→ **Records provided**
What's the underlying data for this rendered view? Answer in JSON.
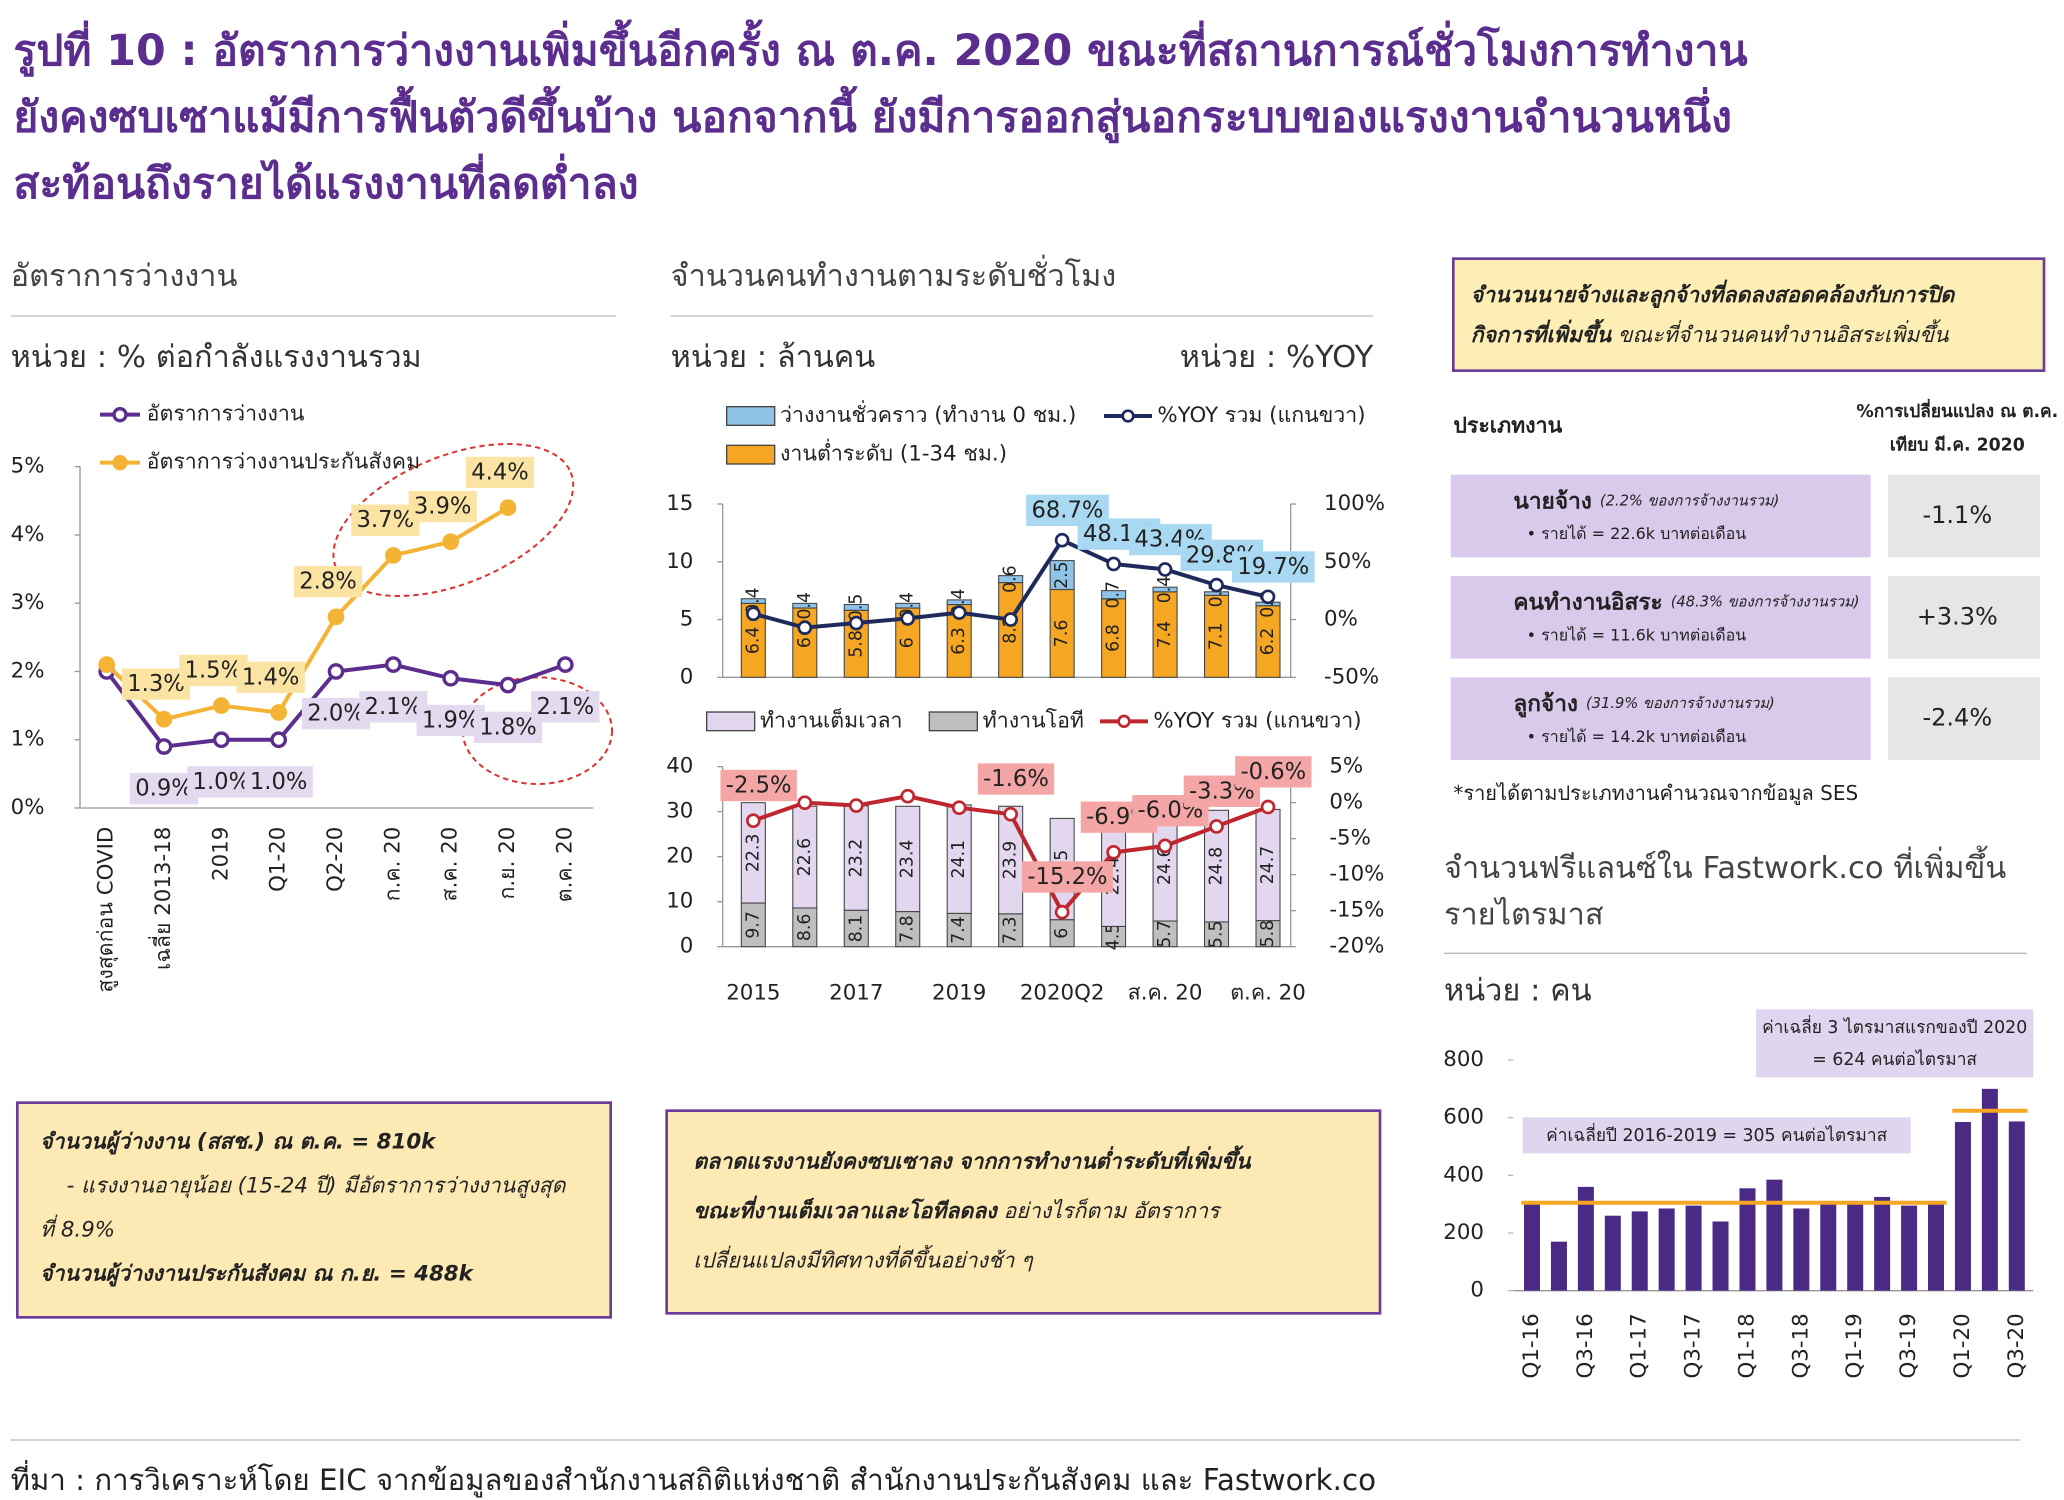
{
  "header": {
    "title_lines": [
      "รูปที่ 10 : อัตราการว่างงานเพิ่มขึ้นอีกครั้ง ณ ต.ค. 2020 ขณะที่สถานการณ์ชั่วโมงการทำงาน",
      "ยังคงซบเซาแม้มีการฟื้นตัวดีขึ้นบ้าง นอกจากนี้ ยังมีการออกสู่นอกระบบของแรงงานจำนวนหนึ่ง",
      "สะท้อนถึงรายได้แรงงานที่ลดต่ำลง"
    ]
  },
  "chart_data": [
    {
      "type": "line",
      "title": "อัตราการว่างงาน",
      "y_label": "หน่วย : % ต่อกำลังแรงงานรวม",
      "categories": [
        "สูงสุดก่อน COVID",
        "เฉลี่ย 2013-18",
        "2019",
        "Q1-20",
        "Q2-20",
        "ก.ค. 20",
        "ส.ค. 20",
        "ก.ย. 20",
        "ต.ค. 20"
      ],
      "series": [
        {
          "name": "อัตราการว่างงาน",
          "color": "#5b2d8e",
          "values": [
            2.0,
            0.9,
            1.0,
            1.0,
            2.0,
            2.1,
            1.9,
            1.8,
            2.1
          ],
          "value_labels": [
            null,
            "0.9%",
            "1.0%",
            "1.0%",
            "2.0%",
            "2.1%",
            "1.9%",
            "1.8%",
            "2.1%"
          ]
        },
        {
          "name": "อัตราการว่างงานประกันสังคม",
          "color": "#f5b335",
          "values": [
            2.1,
            1.3,
            1.5,
            1.4,
            2.8,
            3.7,
            3.9,
            4.4,
            null
          ],
          "value_labels": [
            null,
            "1.3%",
            "1.5%",
            "1.4%",
            "2.8%",
            "3.7%",
            "3.9%",
            "4.4%",
            null
          ]
        }
      ],
      "ylim": [
        0,
        5
      ],
      "yticks": [
        {
          "value": 0,
          "label": "0%"
        },
        {
          "value": 1,
          "label": "1%"
        },
        {
          "value": 2,
          "label": "2%"
        },
        {
          "value": 3,
          "label": "3%"
        },
        {
          "value": 4,
          "label": "4%"
        },
        {
          "value": 5,
          "label": "5%"
        }
      ]
    },
    {
      "type": "stacked_bar_line",
      "title": "จำนวนคนทำงานตามระดับชั่วโมง",
      "y_label": "หน่วย : ล้านคน",
      "y2_label": "หน่วย : %YOY",
      "series": [
        {
          "name": "งานต่ำระดับ (1-34 ชม.)",
          "color": "#f5a623",
          "values": [
            6.4,
            6.0,
            5.8,
            6.0,
            6.3,
            8.2,
            7.6,
            6.8,
            7.4,
            7.1,
            6.2
          ]
        },
        {
          "name": "ว่างงานชั่วคราว (ทำงาน 0 ชม.)",
          "color": "#8fc3e8",
          "values": [
            0.4,
            0.4,
            0.5,
            0.4,
            0.4,
            0.6,
            2.5,
            0.7,
            0.4,
            0.3,
            0.3
          ]
        },
        {
          "name": "%YOY รวม (แกนขวา)",
          "color": "#1f2a5c",
          "axis": "y2",
          "values": [
            5,
            -7,
            -3,
            1,
            6,
            0,
            68.7,
            48.1,
            43.4,
            29.8,
            19.7
          ],
          "value_labels": [
            null,
            null,
            null,
            null,
            null,
            null,
            "68.7%",
            "48.1%",
            "43.4%",
            "29.8%",
            "19.7%"
          ]
        }
      ],
      "ylim": [
        0,
        15
      ],
      "yticks": [
        0,
        5,
        10,
        15
      ],
      "y2lim": [
        -50,
        100
      ],
      "y2ticks": [
        {
          "value": -50,
          "label": "-50%"
        },
        {
          "value": 0,
          "label": "0%"
        },
        {
          "value": 50,
          "label": "50%"
        },
        {
          "value": 100,
          "label": "100%"
        }
      ]
    },
    {
      "type": "stacked_bar_line",
      "categories": [
        "2015",
        null,
        "2017",
        null,
        "2019",
        null,
        "2020Q2",
        null,
        "ส.ค. 20",
        null,
        "ต.ค. 20"
      ],
      "series": [
        {
          "name": "ทำงานโอที",
          "color": "#bfbfbf",
          "values": [
            9.7,
            8.6,
            8.1,
            7.8,
            7.4,
            7.3,
            6.0,
            4.5,
            5.7,
            5.5,
            5.8
          ]
        },
        {
          "name": "ทำงานเต็มเวลา",
          "color": "#e3d7ef",
          "values": [
            22.3,
            22.6,
            23.2,
            23.4,
            24.1,
            23.9,
            22.5,
            22.4,
            24.6,
            24.8,
            24.7
          ]
        },
        {
          "name": "%YOY รวม (แกนขวา)",
          "color": "#c0262d",
          "axis": "y2",
          "values": [
            -2.5,
            0,
            -0.4,
            0.9,
            -0.7,
            -1.6,
            -15.2,
            -6.9,
            -6.0,
            -3.3,
            -0.6
          ],
          "value_labels": [
            "-2.5%",
            null,
            null,
            null,
            null,
            "-1.6%",
            "-15.2%",
            "-6.9%",
            "-6.0%",
            "-3.3%",
            "-0.6%"
          ]
        }
      ],
      "ylim": [
        0,
        40
      ],
      "yticks": [
        0,
        10,
        20,
        30,
        40
      ],
      "y2lim": [
        -20,
        5
      ],
      "y2ticks": [
        {
          "value": 5,
          "label": "5%"
        },
        {
          "value": 0,
          "label": "0%"
        },
        {
          "value": -5,
          "label": "-5%"
        },
        {
          "value": -10,
          "label": "-10%"
        },
        {
          "value": -15,
          "label": "-15%"
        },
        {
          "value": -20,
          "label": "-20%"
        }
      ]
    },
    {
      "type": "bar",
      "title_lines": [
        "จำนวนฟรีแลนซ์ใน Fastwork.co ที่เพิ่มขึ้น",
        "รายไตรมาส"
      ],
      "y_label": "หน่วย : คน",
      "categories": [
        "Q1-16",
        null,
        "Q3-16",
        null,
        "Q1-17",
        null,
        "Q3-17",
        null,
        "Q1-18",
        null,
        "Q3-18",
        null,
        "Q1-19",
        null,
        "Q3-19",
        null,
        "Q1-20",
        null,
        "Q3-20"
      ],
      "values": [
        300,
        170,
        360,
        260,
        275,
        285,
        295,
        240,
        355,
        385,
        285,
        310,
        305,
        325,
        295,
        310,
        585,
        700,
        587
      ],
      "color": "#4b2a85",
      "ylim": [
        0,
        800
      ],
      "yticks": [
        0,
        200,
        400,
        600,
        800
      ],
      "reference_lines": [
        {
          "value": 305,
          "color": "#f5a623",
          "label_lines": [
            "ค่าเฉลี่ยปี 2016-2019 = 305 คนต่อไตรมาส"
          ]
        },
        {
          "value": 624,
          "color": "#f5a623",
          "label_lines": [
            "ค่าเฉลี่ย 3 ไตรมาสแรกของปี 2020",
            "= 624 คนต่อไตรมาส"
          ]
        }
      ]
    }
  ],
  "highlight_box": {
    "lines": [
      {
        "bold": "จำนวนนายจ้างและลูกจ้างที่ลดลงสอดคล้องกับการปิด"
      },
      {
        "bold": "กิจการที่เพิ่มขึ้น",
        "text": " ขณะที่จำนวนคนทำงานอิสระเพิ่มขึ้น"
      }
    ]
  },
  "employment_table": {
    "header_type": "ประเภทงาน",
    "header_change_lines": [
      "%การเปลี่ยนแปลง ณ ต.ค.",
      "เทียบ มี.ค. 2020"
    ],
    "rows": [
      {
        "name": "นายจ้าง",
        "share": "(2.2% ของการจ้างงานรวม)",
        "income": "• รายได้ = 22.6k บาทต่อเดือน",
        "change": "-1.1%"
      },
      {
        "name": "คนทำงานอิสระ",
        "share": "(48.3% ของการจ้างงานรวม)",
        "income": "• รายได้ = 11.6k บาทต่อเดือน",
        "change": "+3.3%"
      },
      {
        "name": "ลูกจ้าง",
        "share": "(31.9% ของการจ้างงานรวม)",
        "income": "• รายได้ = 14.2k บาทต่อเดือน",
        "change": "-2.4%"
      }
    ],
    "note": "*รายได้ตามประเภทงานคำนวณจากข้อมูล SES"
  },
  "box_unemployed": {
    "lines": [
      {
        "bold": "จำนวนผู้ว่างงาน (สสช.) ณ ต.ค. = 810k"
      },
      {
        "text": "- แรงงานอายุน้อย (15-24 ปี) มีอัตราการว่างงานสูงสุด"
      },
      {
        "text": "ที่ 8.9%"
      },
      {
        "bold": "จำนวนผู้ว่างงานประกันสังคม ณ ก.ย. = 488k"
      }
    ]
  },
  "box_market": {
    "lines": [
      {
        "bold": "ตลาดแรงงานยังคงซบเซาลง จากการทำงานต่ำระดับที่เพิ่มขึ้น"
      },
      {
        "bold": "ขณะที่งานเต็มเวลาและโอทีลดลง",
        "text": " อย่างไรก็ตาม อัตราการ"
      },
      {
        "text": "เปลี่ยนแปลงมีทิศทางที่ดีขึ้นอย่างช้า ๆ"
      }
    ]
  },
  "source": "ที่มา : การวิเคราะห์โดย EIC จากข้อมูลของสำนักงานสถิติแห่งชาติ สำนักงานประกันสังคม และ Fastwork.co"
}
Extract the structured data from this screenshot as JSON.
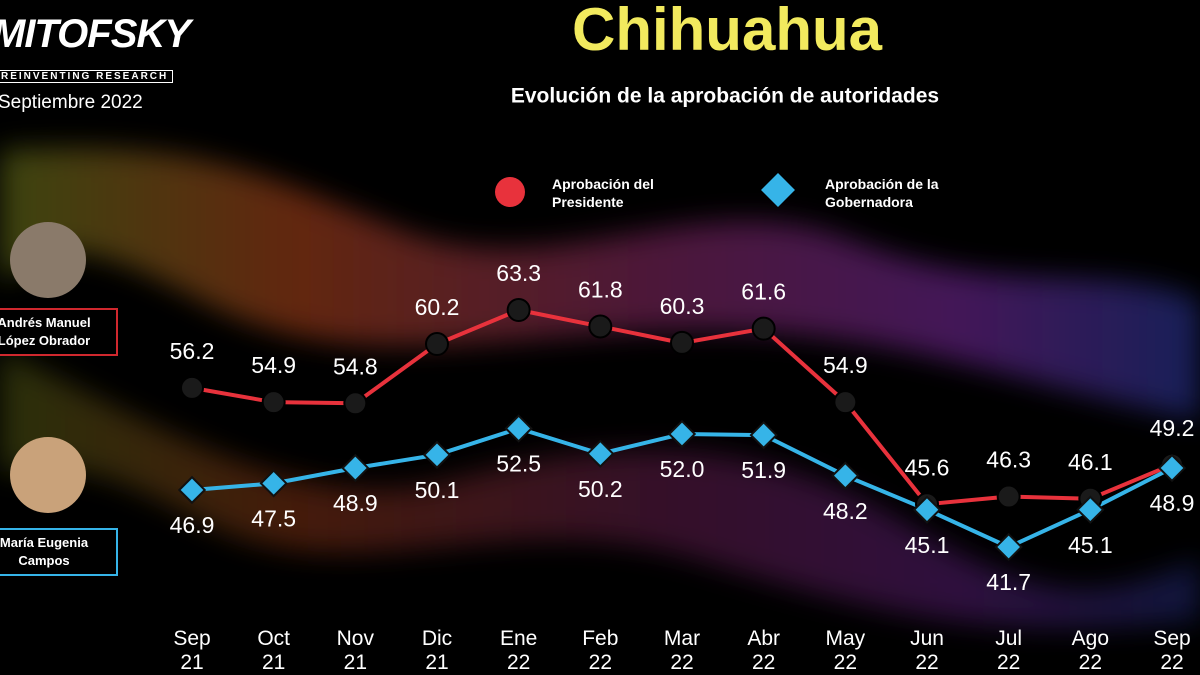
{
  "branding": {
    "logo": "MITOFSKY",
    "tagline": "REINVENTING RESEARCH",
    "date": "Septiembre 2022"
  },
  "people": [
    {
      "name": "Andrés Manuel López Obrador"
    },
    {
      "name": "María Eugenia Campos"
    }
  ],
  "chart_data": {
    "type": "line",
    "title": "Chihuahua",
    "subtitle": "Evolución de la aprobación de autoridades",
    "categories": [
      "Sep 21",
      "Oct 21",
      "Nov 21",
      "Dic 21",
      "Ene 22",
      "Feb 22",
      "Mar 22",
      "Abr 22",
      "May 22",
      "Jun 22",
      "Jul 22",
      "Ago 22",
      "Sep 22"
    ],
    "series": [
      {
        "name": "Aprobación del Presidente",
        "color": "#e8323c",
        "marker": "circle",
        "values": [
          56.2,
          54.9,
          54.8,
          60.2,
          63.3,
          61.8,
          60.3,
          61.6,
          54.9,
          45.6,
          46.3,
          46.1,
          49.2
        ]
      },
      {
        "name": "Aprobación de la Gobernadora",
        "color": "#36b4e8",
        "marker": "diamond",
        "values": [
          46.9,
          47.5,
          48.9,
          50.1,
          52.5,
          50.2,
          52.0,
          51.9,
          48.2,
          45.1,
          41.7,
          45.1,
          48.9
        ],
        "value_labels": [
          "46.9",
          "47.5",
          "48.9",
          "50.1",
          "52.5",
          "50.2",
          "52.0",
          "51.9",
          "48.2",
          "45.1",
          "41.7",
          "45.1",
          "48.9"
        ]
      }
    ]
  }
}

→ **Exercise goal**
Exactly how many lines of the material contain the word "income"? Write the number alone.

→ **Response below**
3